** TASK DETAILS **
Repeat all the data that appears below, keeping it exact.

** DATA TO USE **
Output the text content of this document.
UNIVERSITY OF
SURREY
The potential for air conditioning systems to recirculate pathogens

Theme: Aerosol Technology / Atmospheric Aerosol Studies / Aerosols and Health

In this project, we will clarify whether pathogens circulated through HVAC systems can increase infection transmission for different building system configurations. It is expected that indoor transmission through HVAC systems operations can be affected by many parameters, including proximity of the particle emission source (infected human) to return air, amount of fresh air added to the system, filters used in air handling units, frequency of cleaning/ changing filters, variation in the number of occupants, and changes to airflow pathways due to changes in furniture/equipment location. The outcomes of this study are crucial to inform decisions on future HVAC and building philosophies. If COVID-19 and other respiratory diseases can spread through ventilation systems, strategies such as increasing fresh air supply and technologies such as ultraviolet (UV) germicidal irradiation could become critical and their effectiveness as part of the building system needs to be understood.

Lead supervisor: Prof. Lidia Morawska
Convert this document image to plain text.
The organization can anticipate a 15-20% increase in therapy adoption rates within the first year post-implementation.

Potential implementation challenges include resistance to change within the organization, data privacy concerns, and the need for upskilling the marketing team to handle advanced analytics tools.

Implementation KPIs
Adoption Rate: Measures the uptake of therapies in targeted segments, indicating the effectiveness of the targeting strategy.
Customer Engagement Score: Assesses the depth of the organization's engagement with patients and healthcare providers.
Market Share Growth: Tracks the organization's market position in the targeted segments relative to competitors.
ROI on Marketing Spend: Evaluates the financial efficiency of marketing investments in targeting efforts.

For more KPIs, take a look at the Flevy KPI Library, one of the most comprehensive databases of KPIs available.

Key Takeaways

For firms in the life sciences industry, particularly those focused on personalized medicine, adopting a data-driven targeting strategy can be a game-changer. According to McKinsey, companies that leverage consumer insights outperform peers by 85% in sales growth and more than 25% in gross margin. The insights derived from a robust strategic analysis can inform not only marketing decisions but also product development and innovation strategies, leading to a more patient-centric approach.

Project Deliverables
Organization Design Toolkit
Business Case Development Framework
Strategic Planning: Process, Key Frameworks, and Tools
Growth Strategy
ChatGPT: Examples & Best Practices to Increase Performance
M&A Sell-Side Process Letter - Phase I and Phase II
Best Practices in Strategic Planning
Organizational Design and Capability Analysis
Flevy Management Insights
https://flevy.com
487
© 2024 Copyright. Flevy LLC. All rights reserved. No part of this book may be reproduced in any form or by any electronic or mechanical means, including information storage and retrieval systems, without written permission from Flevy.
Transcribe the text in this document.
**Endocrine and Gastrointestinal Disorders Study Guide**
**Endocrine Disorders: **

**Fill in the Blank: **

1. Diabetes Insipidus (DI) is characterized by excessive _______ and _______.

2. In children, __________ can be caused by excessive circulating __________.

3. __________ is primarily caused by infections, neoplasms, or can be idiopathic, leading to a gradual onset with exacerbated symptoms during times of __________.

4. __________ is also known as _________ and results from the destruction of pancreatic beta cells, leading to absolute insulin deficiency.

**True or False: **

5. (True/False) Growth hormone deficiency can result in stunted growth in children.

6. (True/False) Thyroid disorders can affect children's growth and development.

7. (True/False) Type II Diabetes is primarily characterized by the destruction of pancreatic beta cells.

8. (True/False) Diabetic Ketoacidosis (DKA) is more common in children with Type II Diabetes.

** EXERCISE ANSWER **
Output the text content of this document.
UNIVERSITY OF
SURREY
The potential for air conditioning systems to recirculate pathogens

Theme: Aerosol Technology / Atmospheric Aerosol Studies / Aerosols and Health

In this project, we will clarify whether pathogens circulated through HVAC systems can increase infection transmission for different building system configurations. It is expected that indoor transmission through HVAC systems operations can be affected by many parameters, including proximity of the particle emission source (infected human) to return air, amount of fresh air added to the system, filters used in air handling units, frequency of cleaning/ changing filters, variation in the number of occupants, and changes to airflow pathways due to changes in furniture/equipment location. The outcomes of this study are crucial to inform decisions on future HVAC and building philosophies. If COVID-19 and other respiratory diseases can spread through ventilation systems, strategies such as increasing fresh air supply and technologies such as ultraviolet (UV) germicidal irradiation could become critical and their effectiveness as part of the building system needs to be understood.

Lead supervisor: Prof. Lidia Morawska
Convert this document image to plain text.
The organization can anticipate a 15-20% increase in therapy adoption rates within the first year post-implementation.

Potential implementation challenges include resistance to change within the organization, data privacy concerns, and the need for upskilling the marketing team to handle advanced analytics tools.

Implementation KPIs
Adoption Rate: Measures the uptake of therapies in targeted segments, indicating the effectiveness of the targeting strategy.
Customer Engagement Score: Assesses the depth of the organization's engagement with patients and healthcare providers.
Market Share Growth: Tracks the organization's market position in the targeted segments relative to competitors.
ROI on Marketing Spend: Evaluates the financial efficiency of marketing investments in targeting efforts.

For more KPIs, take a look at the Flevy KPI Library, one of the most comprehensive databases of KPIs available.

Key Takeaways

For firms in the life sciences industry, particularly those focused on personalized medicine, adopting a data-driven targeting strategy can be a game-changer. According to McKinsey, companies that leverage consumer insights outperform peers by 85% in sales growth and more than 25% in gross margin. The insights derived from a robust strategic analysis can inform not only marketing decisions but also product development and innovation strategies, leading to a more patient-centric approach.

Project Deliverables
Organization Design Toolkit
Business Case Development Framework
Strategic Planning: Process, Key Frameworks, and Tools
Growth Strategy
ChatGPT: Examples & Best Practices to Increase Performance
M&A Sell-Side Process Letter - Phase I and Phase II
Best Practices in Strategic Planning
Organizational Design and Capability Analysis
Flevy Management Insights
https://flevy.com
487
© 2024 Copyright. Flevy LLC. All rights reserved. No part of this book may be reproduced in any form or by any electronic or mechanical means, including information storage and retrieval systems, without written permission from Flevy.
Transcribe the text in this document.
**Endocrine and Gastrointestinal Disorders Study Guide**
**Endocrine Disorders: **

**Fill in the Blank: **

1. Diabetes Insipidus (DI) is characterized by excessive _______ and _______.

2. In children, __________ can be caused by excessive circulating __________.

3. __________ is primarily caused by infections, neoplasms, or can be idiopathic, leading to a gradual onset with exacerbated symptoms during times of __________.

4. __________ is also known as _________ and results from the destruction of pancreatic beta cells, leading to absolute insulin deficiency.

**True or False: **

5. (True/False) Growth hormone deficiency can result in stunted growth in children.

6. (True/False) Thyroid disorders can affect children's growth and development.

7. (True/False) Type II Diabetes is primarily characterized by the destruction of pancreatic beta cells.

8. (True/False) Diabetic Ketoacidosis (DKA) is more common in children with Type II Diabetes.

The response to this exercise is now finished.